- [PAGE TEXT]
"""
Do you have an example how to use? or maybe how to combine with your Ebisu? Mostly I don't understand q and T params. Can q just be either q=0.1 to q=1.0 to q=10.0?

I don't have a good sense of what to set q to in practical quiz apps. In numeric terms, the average value returned by schedule will be sqrt(q). So q=0.1 means average review time will be sqrt(.1)=.32 hours or 19 minutes for very low recall probability items. Similarly q=10 means average review time will be 190 minutes (=sqrt(10)) for very-low-recall-probability cards.

Of course you want q to be small so cards with low recall probability are scheduled as soon as possible. But if you make q=0.1, your high recall probability cards also get scheduled sooner… what's the right balance? We have to try it out with a quiz app and see… the authors weren't able to do that with live students so we have to do that.

Can you help explain the T?

T is the max value the function will return. Set it to infinity to allow it to schedule arbitrarily far into the future. I thought about setting the default value for T be infinity but decided to require users to provide a max, that's a bit safer than potentially spending a long time calculating the value…

  1. if I use rng=None, is the output idempotent?

No, the opposite: if rng=None the function uses the system random number generator stream, so the return values will be random each call. If each call you use rng=Random(123) (for seed 123), then the function is idempotent, returning the same values each time.

  1. Can you help with java version as well?

If you promise to use it in your quiz app and tell me whether you find Memorize is better than "review when probability drops 50% (or 10% or whatever)", I'll help port it to Java :).

The way to use this with Ebisu is super-simple:

from memorizesrs import schedule
import ebisu

model = ebisu.defaultModel(0.25) # initially 15 minute half-life
timeSinceLastReview = 0.5 # half-hour since last learned/reviewed

dueIn = schedule(lambda t: ebisu.predictRecall(model, t + timeSinceLastReview, exact=True), q=1.0, T=100.)
# dueIn is "quiz is due in dueIn hours from now"

If you play with timeSinceLastReview and q you'll see that the algorithm might suggest scheduling a card you just learned before a card you learned a while ago.

fasiha commented 4 years ago

Of course you want q to be small so cards with low recall probability are scheduled as soon as possible. But if you make q=0.1, your high recall probability cards also get scheduled sooner… what's the right balance? We have to try it out with a quiz app and see… the authors weren't able to do that with live students so we have to do that.

There's lot of things you might do with Memorize other than just blindly scheduling the review in the future. You might group quizzes into hourly buckets and then pick a card at random from that bucket every hour.

You might use recall probability as a floor ("if any card has recall probability <0.01, review it as soon as possible").
"""
- [MATERIAL]
"""
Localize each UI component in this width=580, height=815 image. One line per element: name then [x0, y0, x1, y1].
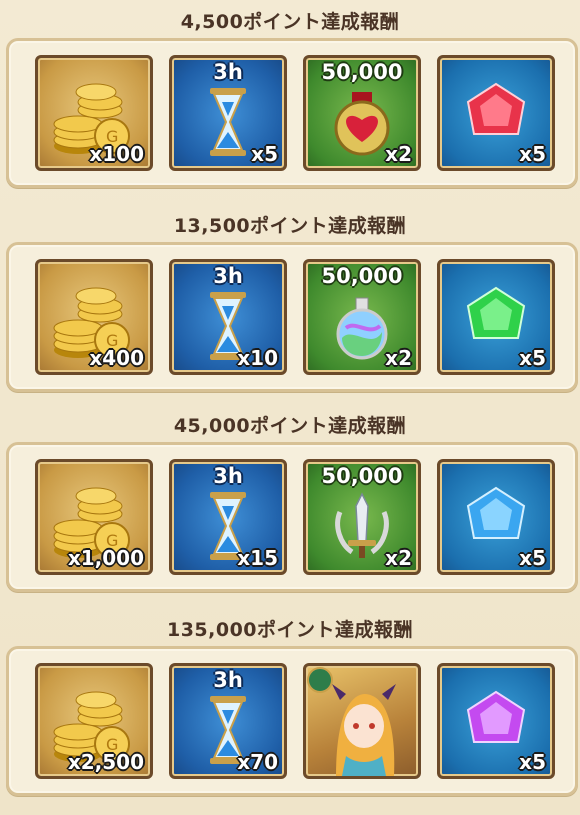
"""
Reproduce the passage of the Memorize scheduling thread starting at "model = ebisu.defaultModel(0.25)" and ending at "exact=True), q=1.0, T=100.)".

- [WRITTEN SOLUTION]
model = ebisu.defaultModel(0.25) # initially 15 minute half-life
timeSinceLastReview = 0.5 # half-hour since last learned/reviewed

dueIn = schedule(lambda t: ebisu.predictRecall(model, t + timeSinceLastReview, exact=True), q=1.0, T=100.)